YOUR OBJECTIVE: Copy the data exactly; pictures stay out of the copy.

INFORMATION SUPPLIED:

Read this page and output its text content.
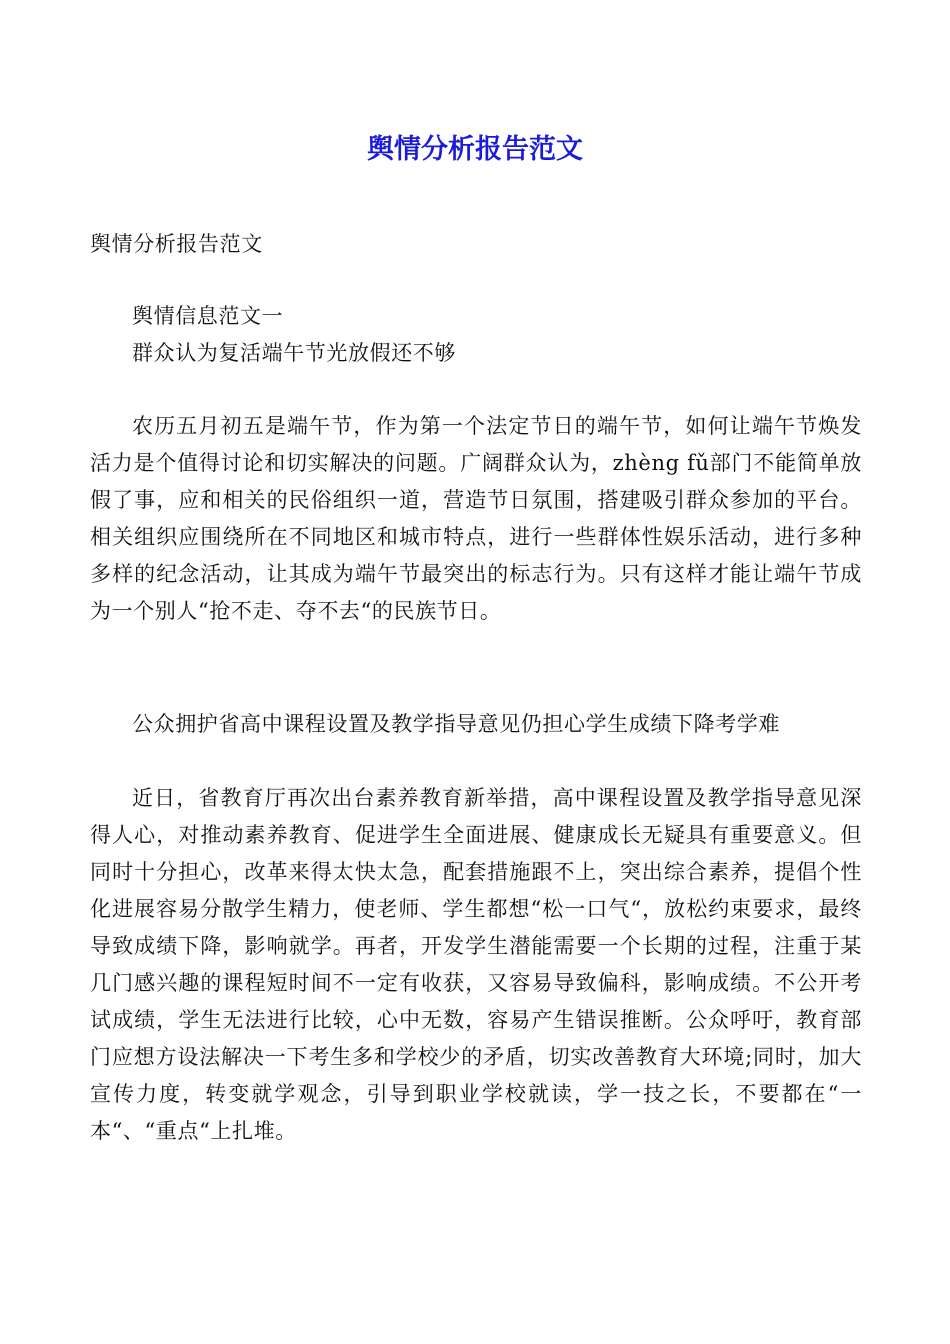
舆情分析报告范文

舆情分析报告范文

舆情信息范文一
群众认为复活端午节光放假还不够

农历五月初五是端午节，作为第一个法定节日的端午节，如何让端午节焕发活力是个值得讨论和切实解决的问题。广阔群众认为，zhèng fǔ部门不能简单放假了事，应和相关的民俗组织一道，营造节日氛围，搭建吸引群众参加的平台。相关组织应围绕所在不同地区和城市特点，进行一些群体性娱乐活动，进行多种多样的纪念活动，让其成为端午节最突出的标志行为。只有这样才能让端午节成为一个别人“抢不走、夺不去“的民族节日。

公众拥护省高中课程设置及教学指导意见仍担心学生成绩下降考学难

近日，省教育厅再次出台素养教育新举措，高中课程设置及教学指导意见深得人心，对推动素养教育、促进学生全面进展、健康成长无疑具有重要意义。但同时十分担心，改革来得太快太急，配套措施跟不上，突出综合素养，提倡个性化进展容易分散学生精力，使老师、学生都想“松一口气“，放松约束要求，最终导致成绩下降，影响就学。再者，开发学生潜能需要一个长期的过程，注重于某几门感兴趣的课程短时间不一定有收获，又容易导致偏科，影响成绩。不公开考试成绩，学生无法进行比较，心中无数，容易产生错误推断。公众呼吁，教育部门应想方设法解决一下考生多和学校少的矛盾，切实改善教育大环境;同时，加大宣传力度，转变就学观念，引导到职业学校就读，学一技之长，不要都在“一本“、“重点“上扎堆。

WORKED ANSWER:
Read this page and output its text content.
舆情分析报告范文

舆情分析报告范文

舆情信息范文一
群众认为复活端午节光放假还不够

农历五月初五是端午节，作为第一个法定节日的端午节，如何让端午节焕发活力是个值得讨论和切实解决的问题。广阔群众认为，zhèng fǔ部门不能简单放假了事，应和相关的民俗组织一道，营造节日氛围，搭建吸引群众参加的平台。相关组织应围绕所在不同地区和城市特点，进行一些群体性娱乐活动，进行多种多样的纪念活动，让其成为端午节最突出的标志行为。只有这样才能让端午节成为一个别人“抢不走、夺不去“的民族节日。

公众拥护省高中课程设置及教学指导意见仍担心学生成绩下降考学难

近日，省教育厅再次出台素养教育新举措，高中课程设置及教学指导意见深得人心，对推动素养教育、促进学生全面进展、健康成长无疑具有重要意义。但同时十分担心，改革来得太快太急，配套措施跟不上，突出综合素养，提倡个性化进展容易分散学生精力，使老师、学生都想“松一口气“，放松约束要求，最终导致成绩下降，影响就学。再者，开发学生潜能需要一个长期的过程，注重于某几门感兴趣的课程短时间不一定有收获，又容易导致偏科，影响成绩。不公开考试成绩，学生无法进行比较，心中无数，容易产生错误推断。公众呼吁，教育部门应想方设法解决一下考生多和学校少的矛盾，切实改善教育大环境;同时，加大宣传力度，转变就学观念，引导到职业学校就读，学一技之长，不要都在“一本“、“重点“上扎堆。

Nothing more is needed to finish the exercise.